* **Problem details**
Check every line of the data below for the string "been", and copy the ones that hold it.

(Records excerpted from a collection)
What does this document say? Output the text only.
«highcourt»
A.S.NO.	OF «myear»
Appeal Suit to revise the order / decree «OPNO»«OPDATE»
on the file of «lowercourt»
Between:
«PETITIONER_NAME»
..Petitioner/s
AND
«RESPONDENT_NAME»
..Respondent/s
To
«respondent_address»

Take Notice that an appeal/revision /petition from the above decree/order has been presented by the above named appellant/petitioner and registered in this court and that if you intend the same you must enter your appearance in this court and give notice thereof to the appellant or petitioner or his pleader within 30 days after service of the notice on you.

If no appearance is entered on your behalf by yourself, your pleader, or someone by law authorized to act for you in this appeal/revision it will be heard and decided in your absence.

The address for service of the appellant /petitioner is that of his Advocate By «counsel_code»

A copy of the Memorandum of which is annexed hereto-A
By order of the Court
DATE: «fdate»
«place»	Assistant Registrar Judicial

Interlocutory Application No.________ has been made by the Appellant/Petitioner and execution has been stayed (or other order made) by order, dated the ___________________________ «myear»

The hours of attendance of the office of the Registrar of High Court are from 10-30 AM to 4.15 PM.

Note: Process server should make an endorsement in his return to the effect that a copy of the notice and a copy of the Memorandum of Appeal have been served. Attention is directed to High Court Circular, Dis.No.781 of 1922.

* **Answer to the problem**
Take Notice that an appeal/revision /petition from the above decree/order has been presented by the above named appellant/petitioner and registered in this court and that if you intend the same you must enter your appearance in this court and give notice thereof to the appellant or petitioner or his pleader within 30 days after service of the notice on you.
Interlocutory Application No.________ has been made by the Appellant/Petitioner and execution has been stayed (or other order made) by order, dated the ___________________________ «myear»
Note: Process server should make an endorsement in his return to the effect that a copy of the notice and a copy of the Memorandum of Appeal have been served. Attention is directed to High Court Circular, Dis.No.781 of 1922.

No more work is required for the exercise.